_Direction_. Write out every line below that includes the word "from".

_Records_.
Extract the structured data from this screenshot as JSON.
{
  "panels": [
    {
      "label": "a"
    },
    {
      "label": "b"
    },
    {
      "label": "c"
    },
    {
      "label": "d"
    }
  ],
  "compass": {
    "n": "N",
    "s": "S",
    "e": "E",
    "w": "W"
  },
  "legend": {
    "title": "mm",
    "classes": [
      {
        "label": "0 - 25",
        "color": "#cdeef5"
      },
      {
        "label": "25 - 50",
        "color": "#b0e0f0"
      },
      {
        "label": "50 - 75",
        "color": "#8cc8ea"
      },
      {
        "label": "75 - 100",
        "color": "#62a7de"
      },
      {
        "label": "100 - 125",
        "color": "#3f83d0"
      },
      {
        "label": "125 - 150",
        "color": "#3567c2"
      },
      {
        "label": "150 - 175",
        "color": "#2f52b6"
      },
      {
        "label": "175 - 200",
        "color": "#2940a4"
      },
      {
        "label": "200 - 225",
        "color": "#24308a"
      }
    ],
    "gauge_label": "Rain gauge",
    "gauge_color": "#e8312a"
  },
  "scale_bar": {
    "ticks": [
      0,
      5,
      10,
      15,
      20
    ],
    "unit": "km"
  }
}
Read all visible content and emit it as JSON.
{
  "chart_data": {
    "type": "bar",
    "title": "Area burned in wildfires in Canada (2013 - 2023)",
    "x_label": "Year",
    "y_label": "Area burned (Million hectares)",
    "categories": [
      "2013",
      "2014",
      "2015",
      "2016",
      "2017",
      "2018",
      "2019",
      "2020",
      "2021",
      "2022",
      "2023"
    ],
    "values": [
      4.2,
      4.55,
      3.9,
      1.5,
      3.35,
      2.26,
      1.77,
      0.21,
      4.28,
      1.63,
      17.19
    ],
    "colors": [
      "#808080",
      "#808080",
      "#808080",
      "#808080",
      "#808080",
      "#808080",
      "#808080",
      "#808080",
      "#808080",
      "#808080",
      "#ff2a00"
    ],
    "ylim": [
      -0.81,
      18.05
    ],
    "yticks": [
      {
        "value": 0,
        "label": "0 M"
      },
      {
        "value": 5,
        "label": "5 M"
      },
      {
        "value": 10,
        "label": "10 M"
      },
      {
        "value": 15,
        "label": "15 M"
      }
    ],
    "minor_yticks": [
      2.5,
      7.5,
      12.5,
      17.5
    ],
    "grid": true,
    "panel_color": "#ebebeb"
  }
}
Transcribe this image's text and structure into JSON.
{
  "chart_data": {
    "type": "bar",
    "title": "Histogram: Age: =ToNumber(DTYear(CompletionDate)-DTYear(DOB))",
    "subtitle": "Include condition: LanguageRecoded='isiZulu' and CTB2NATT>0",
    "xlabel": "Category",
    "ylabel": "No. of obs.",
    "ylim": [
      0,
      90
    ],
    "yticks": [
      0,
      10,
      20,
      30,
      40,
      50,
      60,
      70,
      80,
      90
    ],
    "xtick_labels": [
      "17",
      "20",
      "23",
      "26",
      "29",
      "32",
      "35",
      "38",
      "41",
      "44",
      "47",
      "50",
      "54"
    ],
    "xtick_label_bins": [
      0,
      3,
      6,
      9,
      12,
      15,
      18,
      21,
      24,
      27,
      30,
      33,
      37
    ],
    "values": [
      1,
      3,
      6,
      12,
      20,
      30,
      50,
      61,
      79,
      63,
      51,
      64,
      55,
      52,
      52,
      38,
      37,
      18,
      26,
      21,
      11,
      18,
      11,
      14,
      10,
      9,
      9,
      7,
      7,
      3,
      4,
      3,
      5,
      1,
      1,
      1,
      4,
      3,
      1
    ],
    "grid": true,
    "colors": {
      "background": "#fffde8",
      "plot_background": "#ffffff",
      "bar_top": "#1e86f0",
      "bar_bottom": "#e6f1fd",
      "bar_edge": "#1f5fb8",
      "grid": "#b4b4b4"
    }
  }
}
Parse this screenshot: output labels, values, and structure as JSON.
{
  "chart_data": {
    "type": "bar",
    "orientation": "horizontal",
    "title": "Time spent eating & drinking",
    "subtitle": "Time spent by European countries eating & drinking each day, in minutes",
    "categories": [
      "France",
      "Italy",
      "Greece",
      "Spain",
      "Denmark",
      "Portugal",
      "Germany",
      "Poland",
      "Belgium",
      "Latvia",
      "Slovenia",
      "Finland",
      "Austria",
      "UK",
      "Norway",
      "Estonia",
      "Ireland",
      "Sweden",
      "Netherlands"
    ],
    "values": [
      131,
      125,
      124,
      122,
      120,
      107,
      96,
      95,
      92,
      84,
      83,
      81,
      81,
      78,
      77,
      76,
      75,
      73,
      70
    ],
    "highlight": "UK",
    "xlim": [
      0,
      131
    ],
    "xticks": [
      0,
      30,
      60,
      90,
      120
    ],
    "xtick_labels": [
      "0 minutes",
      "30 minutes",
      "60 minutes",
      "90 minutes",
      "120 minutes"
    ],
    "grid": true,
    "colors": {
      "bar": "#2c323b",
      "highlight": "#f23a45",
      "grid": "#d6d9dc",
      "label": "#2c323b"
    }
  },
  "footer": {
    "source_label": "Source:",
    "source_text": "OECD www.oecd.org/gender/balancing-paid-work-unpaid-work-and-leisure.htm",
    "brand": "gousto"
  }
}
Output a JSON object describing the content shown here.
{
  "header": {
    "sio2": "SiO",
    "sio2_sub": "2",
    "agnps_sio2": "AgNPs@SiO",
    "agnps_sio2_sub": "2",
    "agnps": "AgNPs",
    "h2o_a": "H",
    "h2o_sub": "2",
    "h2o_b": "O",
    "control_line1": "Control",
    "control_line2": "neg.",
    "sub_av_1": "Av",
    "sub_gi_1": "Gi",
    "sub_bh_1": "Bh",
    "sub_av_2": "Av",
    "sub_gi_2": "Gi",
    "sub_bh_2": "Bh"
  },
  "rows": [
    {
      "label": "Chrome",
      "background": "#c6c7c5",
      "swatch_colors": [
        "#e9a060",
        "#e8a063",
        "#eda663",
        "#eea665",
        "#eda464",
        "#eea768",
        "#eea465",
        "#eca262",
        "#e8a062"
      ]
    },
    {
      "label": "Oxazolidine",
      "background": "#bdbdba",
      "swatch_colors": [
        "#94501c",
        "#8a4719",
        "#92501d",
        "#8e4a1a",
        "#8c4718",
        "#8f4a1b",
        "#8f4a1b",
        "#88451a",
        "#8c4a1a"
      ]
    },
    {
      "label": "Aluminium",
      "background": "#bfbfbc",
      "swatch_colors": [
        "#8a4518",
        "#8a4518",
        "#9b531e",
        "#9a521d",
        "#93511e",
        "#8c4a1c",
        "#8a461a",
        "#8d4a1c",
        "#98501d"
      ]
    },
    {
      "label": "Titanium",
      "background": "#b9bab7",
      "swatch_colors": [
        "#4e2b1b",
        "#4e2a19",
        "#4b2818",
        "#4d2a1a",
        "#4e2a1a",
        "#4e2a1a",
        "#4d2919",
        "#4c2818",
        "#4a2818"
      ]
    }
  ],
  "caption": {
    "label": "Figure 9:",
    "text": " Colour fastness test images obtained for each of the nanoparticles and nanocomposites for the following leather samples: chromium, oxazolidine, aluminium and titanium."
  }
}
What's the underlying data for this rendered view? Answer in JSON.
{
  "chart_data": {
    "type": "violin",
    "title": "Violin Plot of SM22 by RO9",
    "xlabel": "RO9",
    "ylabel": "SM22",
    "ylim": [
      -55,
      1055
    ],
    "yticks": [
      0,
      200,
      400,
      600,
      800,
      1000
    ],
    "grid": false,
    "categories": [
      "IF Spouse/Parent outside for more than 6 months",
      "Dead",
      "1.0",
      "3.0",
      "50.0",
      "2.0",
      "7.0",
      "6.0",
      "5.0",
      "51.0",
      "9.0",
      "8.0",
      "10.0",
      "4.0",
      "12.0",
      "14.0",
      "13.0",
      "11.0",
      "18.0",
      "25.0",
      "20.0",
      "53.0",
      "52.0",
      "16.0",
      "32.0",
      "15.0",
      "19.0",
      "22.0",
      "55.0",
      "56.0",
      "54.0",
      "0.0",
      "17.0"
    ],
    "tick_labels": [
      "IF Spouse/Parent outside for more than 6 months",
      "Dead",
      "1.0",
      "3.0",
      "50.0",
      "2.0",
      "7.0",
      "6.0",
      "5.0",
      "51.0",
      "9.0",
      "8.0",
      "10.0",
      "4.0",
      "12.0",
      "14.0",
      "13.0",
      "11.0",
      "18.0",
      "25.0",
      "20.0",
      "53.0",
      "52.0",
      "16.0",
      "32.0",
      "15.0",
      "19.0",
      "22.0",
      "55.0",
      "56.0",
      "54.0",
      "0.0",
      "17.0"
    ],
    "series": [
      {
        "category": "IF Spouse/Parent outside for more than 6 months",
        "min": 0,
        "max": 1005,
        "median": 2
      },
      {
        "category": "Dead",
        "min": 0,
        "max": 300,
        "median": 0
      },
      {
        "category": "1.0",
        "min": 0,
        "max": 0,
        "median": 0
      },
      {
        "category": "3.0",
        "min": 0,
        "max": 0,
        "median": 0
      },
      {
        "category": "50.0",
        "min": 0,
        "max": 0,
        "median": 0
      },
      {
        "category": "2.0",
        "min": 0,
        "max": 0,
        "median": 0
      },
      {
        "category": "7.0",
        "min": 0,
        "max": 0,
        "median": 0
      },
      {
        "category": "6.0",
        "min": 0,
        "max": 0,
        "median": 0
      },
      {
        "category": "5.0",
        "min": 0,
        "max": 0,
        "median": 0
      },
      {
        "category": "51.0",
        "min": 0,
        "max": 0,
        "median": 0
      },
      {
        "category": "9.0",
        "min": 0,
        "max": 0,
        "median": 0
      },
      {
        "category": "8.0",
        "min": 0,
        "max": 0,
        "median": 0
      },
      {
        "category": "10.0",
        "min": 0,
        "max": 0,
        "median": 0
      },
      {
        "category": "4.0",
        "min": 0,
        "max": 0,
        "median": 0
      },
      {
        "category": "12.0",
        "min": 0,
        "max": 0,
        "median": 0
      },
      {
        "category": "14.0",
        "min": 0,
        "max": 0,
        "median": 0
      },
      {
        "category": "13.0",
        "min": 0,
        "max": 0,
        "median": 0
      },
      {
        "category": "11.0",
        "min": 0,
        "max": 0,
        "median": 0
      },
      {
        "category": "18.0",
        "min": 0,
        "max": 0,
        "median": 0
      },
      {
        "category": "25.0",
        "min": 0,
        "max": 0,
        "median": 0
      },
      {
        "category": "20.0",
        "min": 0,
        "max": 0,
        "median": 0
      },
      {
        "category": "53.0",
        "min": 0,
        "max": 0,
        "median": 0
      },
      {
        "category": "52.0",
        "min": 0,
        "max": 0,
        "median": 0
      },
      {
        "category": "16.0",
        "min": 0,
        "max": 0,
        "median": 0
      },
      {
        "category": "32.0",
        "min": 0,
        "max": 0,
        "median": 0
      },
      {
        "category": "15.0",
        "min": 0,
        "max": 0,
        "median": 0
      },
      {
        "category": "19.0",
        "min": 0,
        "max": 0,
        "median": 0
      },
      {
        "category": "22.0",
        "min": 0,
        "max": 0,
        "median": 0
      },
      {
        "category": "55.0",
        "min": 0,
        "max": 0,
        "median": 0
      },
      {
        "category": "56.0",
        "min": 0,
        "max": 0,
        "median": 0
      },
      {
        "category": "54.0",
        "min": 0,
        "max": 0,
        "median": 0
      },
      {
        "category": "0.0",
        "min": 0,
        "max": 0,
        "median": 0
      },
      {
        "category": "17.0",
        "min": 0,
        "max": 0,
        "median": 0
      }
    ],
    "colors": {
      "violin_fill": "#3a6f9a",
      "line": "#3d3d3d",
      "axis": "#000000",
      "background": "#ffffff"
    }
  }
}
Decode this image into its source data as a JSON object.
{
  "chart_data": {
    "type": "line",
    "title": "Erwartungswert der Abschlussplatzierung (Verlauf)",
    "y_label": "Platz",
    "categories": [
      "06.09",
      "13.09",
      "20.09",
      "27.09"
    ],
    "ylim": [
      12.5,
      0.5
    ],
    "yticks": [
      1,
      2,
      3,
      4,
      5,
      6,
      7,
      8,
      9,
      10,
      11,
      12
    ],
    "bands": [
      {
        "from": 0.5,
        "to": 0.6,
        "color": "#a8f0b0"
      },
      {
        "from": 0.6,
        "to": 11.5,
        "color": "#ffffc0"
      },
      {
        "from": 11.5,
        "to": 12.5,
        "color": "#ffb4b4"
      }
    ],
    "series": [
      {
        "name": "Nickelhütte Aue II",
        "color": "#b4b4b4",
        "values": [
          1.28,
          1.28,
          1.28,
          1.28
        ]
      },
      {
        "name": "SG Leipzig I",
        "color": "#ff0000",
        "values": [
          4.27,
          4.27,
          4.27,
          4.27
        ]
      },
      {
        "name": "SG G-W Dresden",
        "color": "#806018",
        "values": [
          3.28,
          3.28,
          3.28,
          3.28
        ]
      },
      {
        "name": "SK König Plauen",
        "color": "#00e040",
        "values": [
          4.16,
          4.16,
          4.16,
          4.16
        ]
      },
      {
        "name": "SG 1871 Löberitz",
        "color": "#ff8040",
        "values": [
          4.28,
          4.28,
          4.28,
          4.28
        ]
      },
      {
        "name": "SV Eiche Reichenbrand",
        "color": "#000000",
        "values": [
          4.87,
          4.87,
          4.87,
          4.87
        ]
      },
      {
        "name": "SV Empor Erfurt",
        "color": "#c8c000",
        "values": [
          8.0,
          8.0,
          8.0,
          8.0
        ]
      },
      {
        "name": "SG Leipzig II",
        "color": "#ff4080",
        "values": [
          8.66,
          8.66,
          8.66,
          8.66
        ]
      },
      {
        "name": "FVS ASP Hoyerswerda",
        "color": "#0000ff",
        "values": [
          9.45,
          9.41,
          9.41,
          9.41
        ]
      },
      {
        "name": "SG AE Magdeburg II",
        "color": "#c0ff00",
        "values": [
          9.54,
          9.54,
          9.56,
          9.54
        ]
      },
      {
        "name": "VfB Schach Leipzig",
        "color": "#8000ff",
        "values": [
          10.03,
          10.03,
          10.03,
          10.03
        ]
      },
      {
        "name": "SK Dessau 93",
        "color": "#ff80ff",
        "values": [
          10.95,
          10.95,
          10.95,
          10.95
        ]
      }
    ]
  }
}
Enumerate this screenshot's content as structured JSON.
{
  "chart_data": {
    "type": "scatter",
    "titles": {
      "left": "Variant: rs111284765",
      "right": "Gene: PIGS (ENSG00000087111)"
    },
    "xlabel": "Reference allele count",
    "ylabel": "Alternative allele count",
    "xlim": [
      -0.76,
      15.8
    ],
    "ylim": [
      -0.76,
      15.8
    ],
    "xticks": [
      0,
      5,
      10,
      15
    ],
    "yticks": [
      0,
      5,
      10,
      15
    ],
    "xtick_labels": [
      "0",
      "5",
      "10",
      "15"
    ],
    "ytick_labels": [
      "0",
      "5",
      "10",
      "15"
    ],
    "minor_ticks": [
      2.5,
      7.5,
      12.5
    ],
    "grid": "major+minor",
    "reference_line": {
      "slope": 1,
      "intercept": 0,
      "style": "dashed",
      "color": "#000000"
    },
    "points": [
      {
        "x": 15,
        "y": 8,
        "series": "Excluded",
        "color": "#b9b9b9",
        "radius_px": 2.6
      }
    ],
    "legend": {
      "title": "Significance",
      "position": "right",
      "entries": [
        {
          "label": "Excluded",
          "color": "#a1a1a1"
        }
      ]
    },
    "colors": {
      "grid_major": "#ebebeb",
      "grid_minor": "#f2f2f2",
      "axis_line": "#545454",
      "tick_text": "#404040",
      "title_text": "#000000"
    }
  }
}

_Full response_.
Extract the structured data from this screenshot as JSON.
        "from": 0.5,
        "from": 0.6,
        "from": 11.5,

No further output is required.